#### Material provided:
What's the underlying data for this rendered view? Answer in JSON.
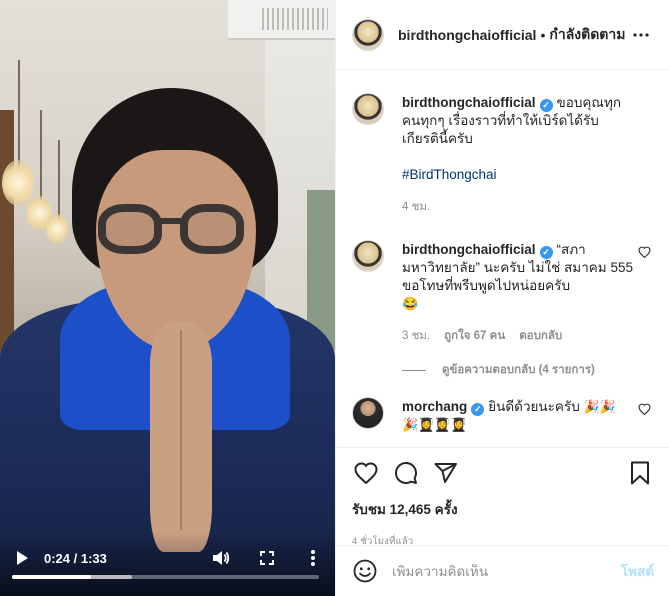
{
  "video": {
    "current_time": "0:24",
    "separator": " / ",
    "duration": "1:33",
    "progress_fraction": 0.258,
    "buffered_fraction": 0.39
  },
  "header": {
    "username": "birdthongchaiofficial",
    "dot": "•",
    "follow_status": "กำลังติดตาม"
  },
  "caption": {
    "username": "birdthongchaiofficial",
    "text": "ขอบคุณทุกคนทุกๆ เรื่องราวที่ทำให้เบิร์ดได้รับเกียรตินี้ครับ",
    "hashtag": "#BirdThongchai",
    "time": "4 ชม."
  },
  "comments": [
    {
      "username": "birdthongchaiofficial",
      "text": "“สภามหาวิทยาลัย” นะครับ ไม่ใช่ สมาคม 555 ขอโทษที่พรีบพูดไปหน่อยครับ",
      "emoji": "😂",
      "time": "3 ชม.",
      "likes": "ถูกใจ 67 คน",
      "reply": "ตอบกลับ",
      "view_replies": "ดูข้อความตอบกลับ (4 รายการ)"
    },
    {
      "username": "morchang",
      "text": "ยินดีด้วยนะครับ",
      "emojis_line1": "🎉🎉",
      "emojis_line2": "🎉👩‍🎓👩‍🎓👩‍🎓"
    }
  ],
  "stats": {
    "views": "รับชม 12,465 ครั้ง",
    "time_ago": "4 ชั่วโมงที่แล้ว"
  },
  "add_comment": {
    "placeholder": "เพิ่มความคิดเห็น",
    "post_label": "โพสต์"
  },
  "colors": {
    "link": "#00376b",
    "verified": "#3897f0",
    "post_disabled": "#b2dffc",
    "muted": "#8e8e8e"
  }
}
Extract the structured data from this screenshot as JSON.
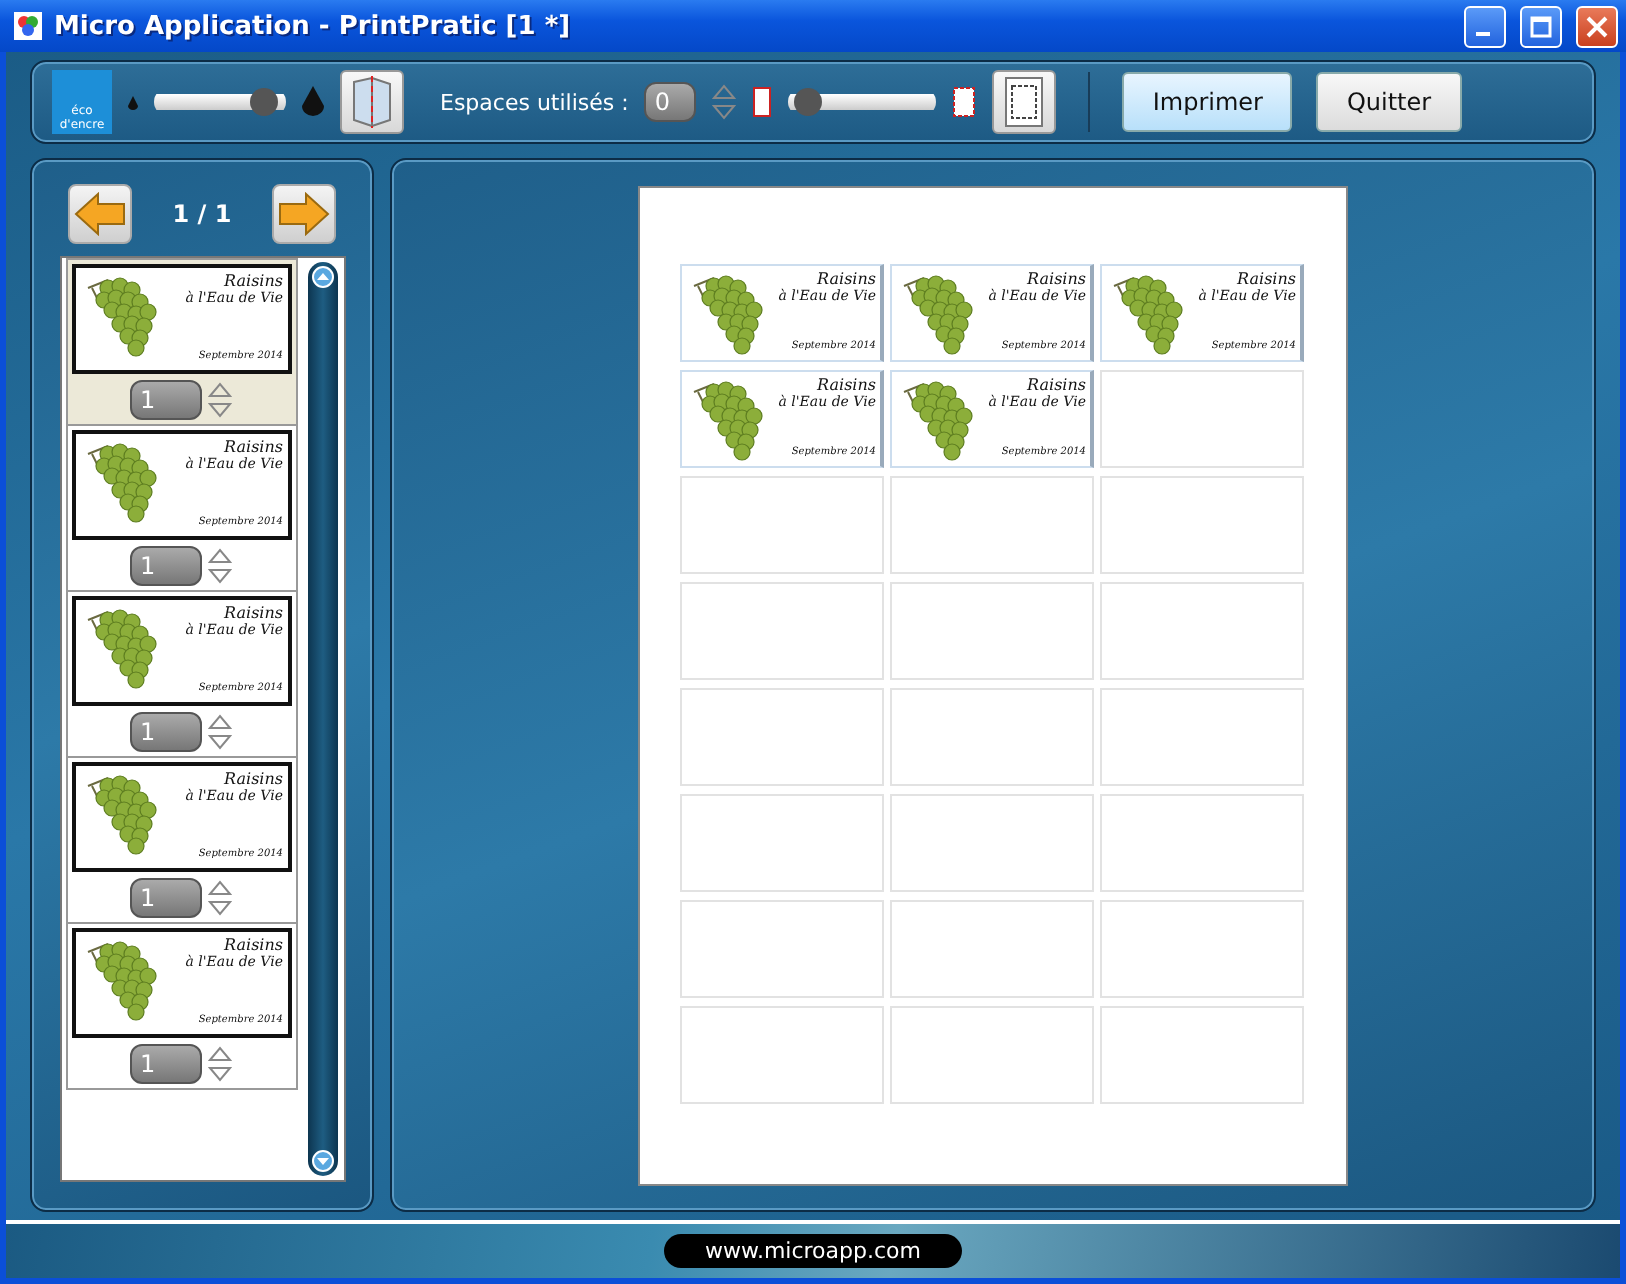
{
  "window": {
    "title": "Micro Application - PrintPratic [1 *]"
  },
  "toolbar": {
    "logo_top": "éco",
    "logo_bottom": "d'encre",
    "ink_slider": {
      "level": 0.93
    },
    "spaces_label": "Espaces utilisés :",
    "spaces_value": "0",
    "margin_slider": {
      "level": 0.04
    },
    "buttons": [
      {
        "label": "Imprimer",
        "kind": "primary"
      },
      {
        "label": "Quitter",
        "kind": "normal"
      }
    ]
  },
  "pager": {
    "page": "1 / 1"
  },
  "thumbnails": [
    {
      "selected": true,
      "count": "1",
      "label": {
        "title": "Raisins",
        "subtitle": "à l'Eau de Vie",
        "date": "Septembre 2014"
      }
    },
    {
      "selected": false,
      "count": "1",
      "label": {
        "title": "Raisins",
        "subtitle": "à l'Eau de Vie",
        "date": "Septembre 2014"
      }
    },
    {
      "selected": false,
      "count": "1",
      "label": {
        "title": "Raisins",
        "subtitle": "à l'Eau de Vie",
        "date": "Septembre 2014"
      }
    },
    {
      "selected": false,
      "count": "1",
      "label": {
        "title": "Raisins",
        "subtitle": "à l'Eau de Vie",
        "date": "Septembre 2014"
      }
    },
    {
      "selected": false,
      "count": "1",
      "label": {
        "title": "Raisins",
        "subtitle": "à l'Eau de Vie",
        "date": "Septembre 2014"
      }
    }
  ],
  "sheet": {
    "cells": [
      {
        "label": {
          "title": "Raisins",
          "subtitle": "à l'Eau de Vie",
          "date": "Septembre 2014"
        }
      },
      {
        "label": {
          "title": "Raisins",
          "subtitle": "à l'Eau de Vie",
          "date": "Septembre 2014"
        }
      },
      {
        "label": {
          "title": "Raisins",
          "subtitle": "à l'Eau de Vie",
          "date": "Septembre 2014"
        }
      },
      {
        "label": {
          "title": "Raisins",
          "subtitle": "à l'Eau de Vie",
          "date": "Septembre 2014"
        }
      },
      {
        "label": {
          "title": "Raisins",
          "subtitle": "à l'Eau de Vie",
          "date": "Septembre 2014"
        }
      },
      {},
      {},
      {},
      {},
      {},
      {},
      {},
      {},
      {},
      {},
      {},
      {},
      {},
      {},
      {},
      {},
      {},
      {},
      {}
    ]
  },
  "footer": {
    "url": "www.microapp.com"
  }
}
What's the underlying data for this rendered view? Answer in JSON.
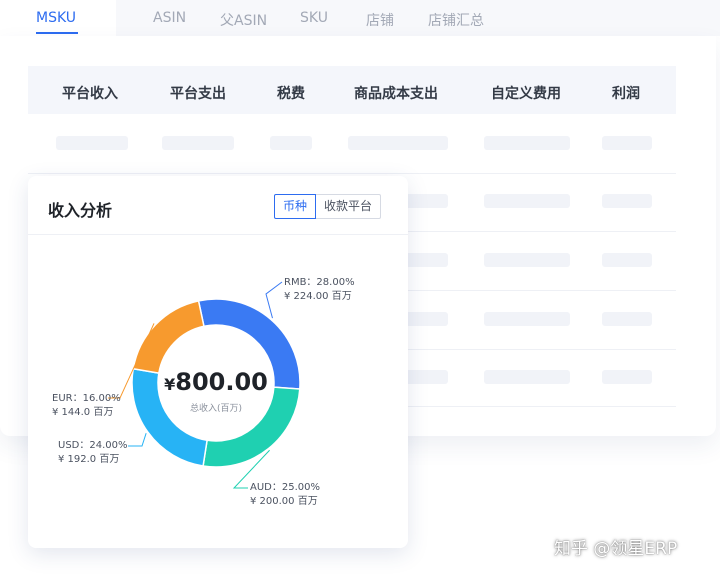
{
  "tabs": [
    {
      "label": "MSKU",
      "active": true
    },
    {
      "label": "ASIN",
      "active": false
    },
    {
      "label": "父ASIN",
      "active": false
    },
    {
      "label": "SKU",
      "active": false
    },
    {
      "label": "店铺",
      "active": false
    },
    {
      "label": "店铺汇总",
      "active": false
    }
  ],
  "table": {
    "columns": [
      "平台收入",
      "平台支出",
      "税费",
      "商品成本支出",
      "自定义费用",
      "利润"
    ]
  },
  "card": {
    "title": "收入分析",
    "toggle": {
      "options": [
        "币种",
        "收款平台"
      ],
      "selected": "币种"
    },
    "center": {
      "currency": "¥",
      "amount": "800.00",
      "caption": "总收入(百万)"
    }
  },
  "chart_data": {
    "type": "pie",
    "donut": true,
    "categories": [
      "RMB",
      "AUD",
      "USD",
      "EUR"
    ],
    "values": [
      224,
      200,
      192,
      144
    ],
    "percent_labels": [
      "RMB：28.00%",
      "AUD：25.00%",
      "USD：24.00%",
      "EUR：16.00%"
    ],
    "value_labels": [
      "¥ 224.00 百万",
      "¥ 200.00 百万",
      "¥ 192.0 百万",
      "¥ 144.0 百万"
    ],
    "colors": [
      "#3a7af3",
      "#1fd0b1",
      "#27b3f5",
      "#f79a2e"
    ]
  },
  "watermark": "知乎 @领星ERP"
}
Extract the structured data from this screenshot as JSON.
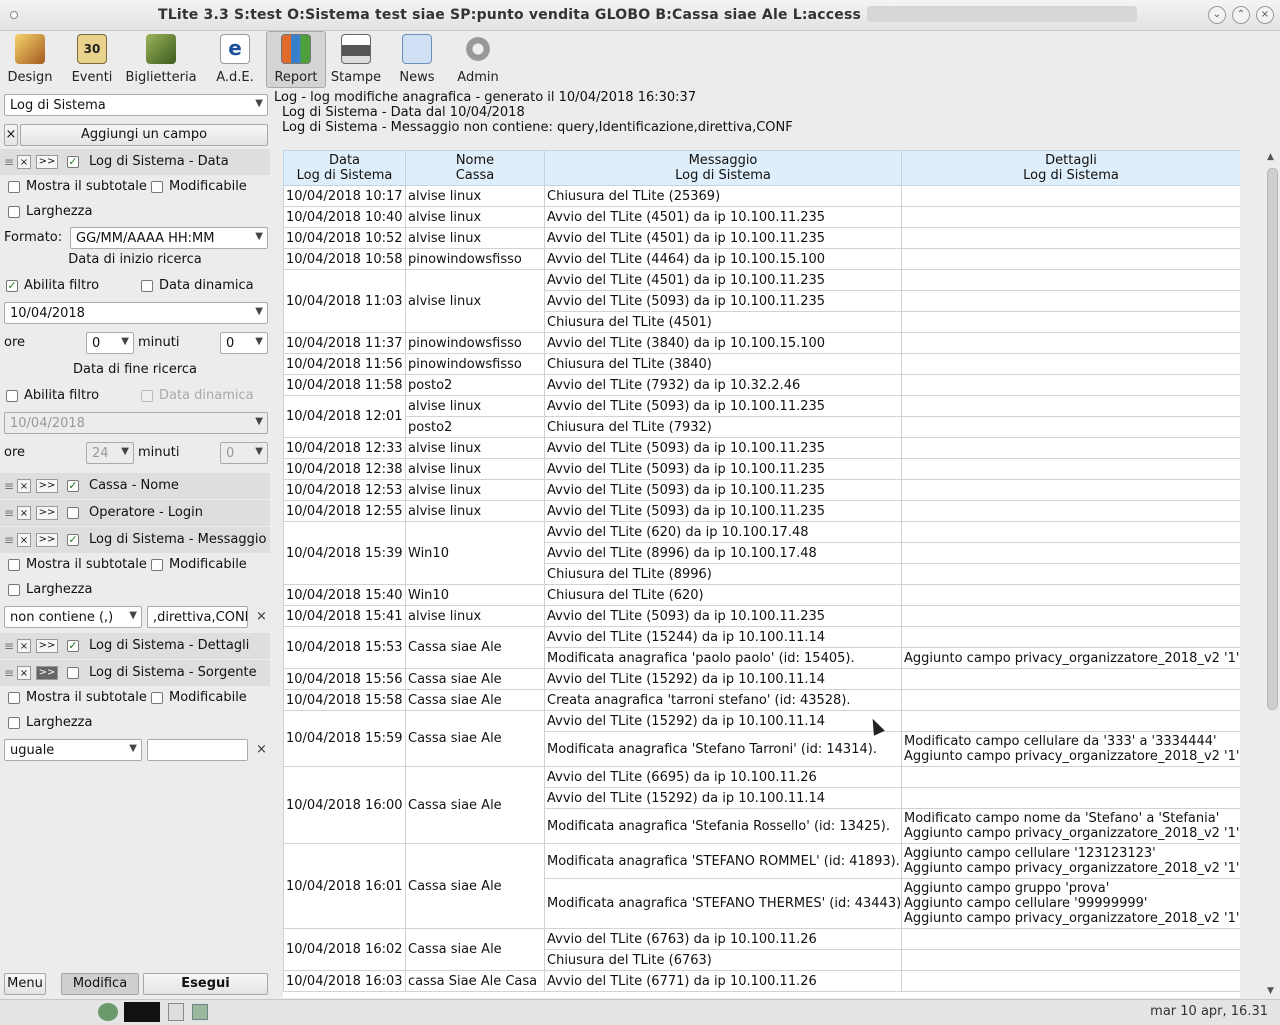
{
  "window": {
    "title": "TLite 3.3 S:test O:Sistema test siae SP:punto vendita GLOBO B:Cassa siae Ale L:access",
    "buttons": [
      "chevron-down",
      "chevron-up",
      "close"
    ]
  },
  "toolbar": [
    {
      "label": "Design",
      "icon": "design-icon"
    },
    {
      "label": "Eventi",
      "icon": "calendar-icon"
    },
    {
      "label": "Biglietteria",
      "icon": "ticket-icon"
    },
    {
      "label": "A.d.E.",
      "icon": "ade-icon"
    },
    {
      "label": "Report",
      "icon": "report-icon",
      "active": true
    },
    {
      "label": "Stampe",
      "icon": "printer-icon"
    },
    {
      "label": "News",
      "icon": "mail-icon"
    },
    {
      "label": "Admin",
      "icon": "gears-icon"
    }
  ],
  "left": {
    "source_select": "Log di Sistema",
    "add_field_button": "Aggiungi un campo",
    "field_data": {
      "label": "Log di Sistema - Data",
      "checked": true
    },
    "subtotal": "Mostra il subtotale",
    "editable": "Modificabile",
    "width": "Larghezza",
    "format_label": "Formato:",
    "format_value": "GG/MM/AAAA HH:MM",
    "start_title": "Data di inizio ricerca",
    "enable_filter": "Abilita filtro",
    "dynamic_date": "Data dinamica",
    "start_date": "10/04/2018",
    "hours_label": "ore",
    "start_hours": "0",
    "minutes_label": "minuti",
    "start_minutes": "0",
    "end_title": "Data di fine ricerca",
    "end_date": "10/04/2018",
    "end_hours": "24",
    "end_minutes": "0",
    "field_cassa": "Cassa - Nome",
    "field_operatore": "Operatore - Login",
    "field_messaggio": "Log di Sistema - Messaggio",
    "msg_operator": "non contiene (,)",
    "msg_value": ",direttiva,CONF",
    "field_dettagli": "Log di Sistema - Dettagli",
    "field_sorgente": "Log di Sistema - Sorgente",
    "src_operator": "uguale",
    "menu_button": "Menu",
    "modify_button": "Modifica",
    "run_button": "Esegui"
  },
  "report": {
    "line1": "Log - log modifiche anagrafica - generato il 10/04/2018 16:30:37",
    "line2": "Log di Sistema - Data dal 10/04/2018",
    "line3": "Log di Sistema - Messaggio non contiene: query,Identificazione,direttiva,CONF",
    "headers": [
      [
        "Data",
        "Log di Sistema"
      ],
      [
        "Nome",
        "Cassa"
      ],
      [
        "Messaggio",
        "Log di Sistema"
      ],
      [
        "Dettagli",
        "Log di Sistema"
      ]
    ]
  },
  "rows": [
    {
      "date": "10/04/2018 10:17",
      "cassa": "alvise linux",
      "msgs": [
        {
          "m": "Chiusura del TLite (25369)",
          "d": []
        }
      ]
    },
    {
      "date": "10/04/2018 10:40",
      "cassa": "alvise linux",
      "msgs": [
        {
          "m": "Avvio del TLite (4501) da ip 10.100.11.235",
          "d": []
        }
      ]
    },
    {
      "date": "10/04/2018 10:52",
      "cassa": "alvise linux",
      "msgs": [
        {
          "m": "Avvio del TLite (4501) da ip 10.100.11.235",
          "d": []
        }
      ]
    },
    {
      "date": "10/04/2018 10:58",
      "cassa": "pinowindowsfisso",
      "msgs": [
        {
          "m": "Avvio del TLite (4464) da ip 10.100.15.100",
          "d": []
        }
      ]
    },
    {
      "date": "10/04/2018 11:03",
      "cassa": "alvise linux",
      "msgs": [
        {
          "m": "Avvio del TLite (4501) da ip 10.100.11.235",
          "d": []
        },
        {
          "m": "Avvio del TLite (5093) da ip 10.100.11.235",
          "d": []
        },
        {
          "m": "Chiusura del TLite (4501)",
          "d": []
        }
      ]
    },
    {
      "date": "10/04/2018 11:37",
      "cassa": "pinowindowsfisso",
      "msgs": [
        {
          "m": "Avvio del TLite (3840) da ip 10.100.15.100",
          "d": []
        }
      ]
    },
    {
      "date": "10/04/2018 11:56",
      "cassa": "pinowindowsfisso",
      "msgs": [
        {
          "m": "Chiusura del TLite (3840)",
          "d": []
        }
      ]
    },
    {
      "date": "10/04/2018 11:58",
      "cassa": "posto2",
      "msgs": [
        {
          "m": "Avvio del TLite (7932) da ip 10.32.2.46",
          "d": []
        }
      ]
    },
    {
      "date": "10/04/2018 12:01",
      "cassa": "",
      "cassa_split": [
        "alvise linux",
        "posto2"
      ],
      "msgs": [
        {
          "m": "Avvio del TLite (5093) da ip 10.100.11.235",
          "d": []
        },
        {
          "m": "Chiusura del TLite (7932)",
          "d": []
        }
      ]
    },
    {
      "date": "10/04/2018 12:33",
      "cassa": "alvise linux",
      "msgs": [
        {
          "m": "Avvio del TLite (5093) da ip 10.100.11.235",
          "d": []
        }
      ]
    },
    {
      "date": "10/04/2018 12:38",
      "cassa": "alvise linux",
      "msgs": [
        {
          "m": "Avvio del TLite (5093) da ip 10.100.11.235",
          "d": []
        }
      ]
    },
    {
      "date": "10/04/2018 12:53",
      "cassa": "alvise linux",
      "msgs": [
        {
          "m": "Avvio del TLite (5093) da ip 10.100.11.235",
          "d": []
        }
      ]
    },
    {
      "date": "10/04/2018 12:55",
      "cassa": "alvise linux",
      "msgs": [
        {
          "m": "Avvio del TLite (5093) da ip 10.100.11.235",
          "d": []
        }
      ]
    },
    {
      "date": "10/04/2018 15:39",
      "cassa": "Win10",
      "msgs": [
        {
          "m": "Avvio del TLite (620) da ip 10.100.17.48",
          "d": []
        },
        {
          "m": "Avvio del TLite (8996) da ip 10.100.17.48",
          "d": []
        },
        {
          "m": "Chiusura del TLite (8996)",
          "d": []
        }
      ]
    },
    {
      "date": "10/04/2018 15:40",
      "cassa": "Win10",
      "msgs": [
        {
          "m": "Chiusura del TLite (620)",
          "d": []
        }
      ]
    },
    {
      "date": "10/04/2018 15:41",
      "cassa": "alvise linux",
      "msgs": [
        {
          "m": "Avvio del TLite (5093) da ip 10.100.11.235",
          "d": []
        }
      ]
    },
    {
      "date": "10/04/2018 15:53",
      "cassa": "Cassa siae Ale",
      "msgs": [
        {
          "m": "Avvio del TLite (15244) da ip 10.100.11.14",
          "d": []
        },
        {
          "m": "Modificata anagrafica 'paolo paolo' (id: 15405).",
          "d": [
            "Aggiunto campo privacy_organizzatore_2018_v2 '1'"
          ]
        }
      ]
    },
    {
      "date": "10/04/2018 15:56",
      "cassa": "Cassa siae Ale",
      "msgs": [
        {
          "m": "Avvio del TLite (15292) da ip 10.100.11.14",
          "d": []
        }
      ]
    },
    {
      "date": "10/04/2018 15:58",
      "cassa": "Cassa siae Ale",
      "msgs": [
        {
          "m": "Creata anagrafica 'tarroni stefano' (id: 43528).",
          "d": []
        }
      ]
    },
    {
      "date": "10/04/2018 15:59",
      "cassa": "Cassa siae Ale",
      "msgs": [
        {
          "m": "Avvio del TLite (15292) da ip 10.100.11.14",
          "d": []
        },
        {
          "m": "Modificata anagrafica 'Stefano Tarroni' (id: 14314).",
          "d": [
            "Modificato campo cellulare da '333' a '3334444'",
            "Aggiunto campo privacy_organizzatore_2018_v2 '1'"
          ]
        }
      ]
    },
    {
      "date": "10/04/2018 16:00",
      "cassa": "Cassa siae Ale",
      "msgs": [
        {
          "m": "Avvio del TLite (6695) da ip 10.100.11.26",
          "d": []
        },
        {
          "m": "Avvio del TLite (15292) da ip 10.100.11.14",
          "d": []
        },
        {
          "m": "Modificata anagrafica 'Stefania Rossello' (id: 13425).",
          "d": [
            "Modificato campo nome da 'Stefano' a 'Stefania'",
            "Aggiunto campo privacy_organizzatore_2018_v2 '1'"
          ]
        }
      ]
    },
    {
      "date": "10/04/2018 16:01",
      "cassa": "Cassa siae Ale",
      "msgs": [
        {
          "m": "Modificata anagrafica 'STEFANO ROMMEL' (id: 41893).",
          "d": [
            "Aggiunto campo cellulare '123123123'",
            "Aggiunto campo privacy_organizzatore_2018_v2 '1'"
          ]
        },
        {
          "m": "Modificata anagrafica 'STEFANO THERMES' (id: 43443).",
          "d": [
            "Aggiunto campo gruppo 'prova'",
            "Aggiunto campo cellulare '99999999'",
            "Aggiunto campo privacy_organizzatore_2018_v2 '1'"
          ]
        }
      ]
    },
    {
      "date": "10/04/2018 16:02",
      "cassa": "Cassa siae Ale",
      "msgs": [
        {
          "m": "Avvio del TLite (6763) da ip 10.100.11.26",
          "d": []
        },
        {
          "m": "Chiusura del TLite (6763)",
          "d": []
        }
      ]
    },
    {
      "date": "10/04/2018 16:03",
      "cassa": "cassa Siae Ale Casa",
      "msgs": [
        {
          "m": "Avvio del TLite (6771) da ip 10.100.11.26",
          "d": []
        }
      ]
    }
  ],
  "status": {
    "clock": "mar 10 apr, 16.31"
  },
  "colors": {
    "header_bg": "#dfeefb",
    "active_tab": "#d4d4d4"
  }
}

#### Job:
Count the lines in the records above that contain the word "text", and give only the number.

#### Solution:
3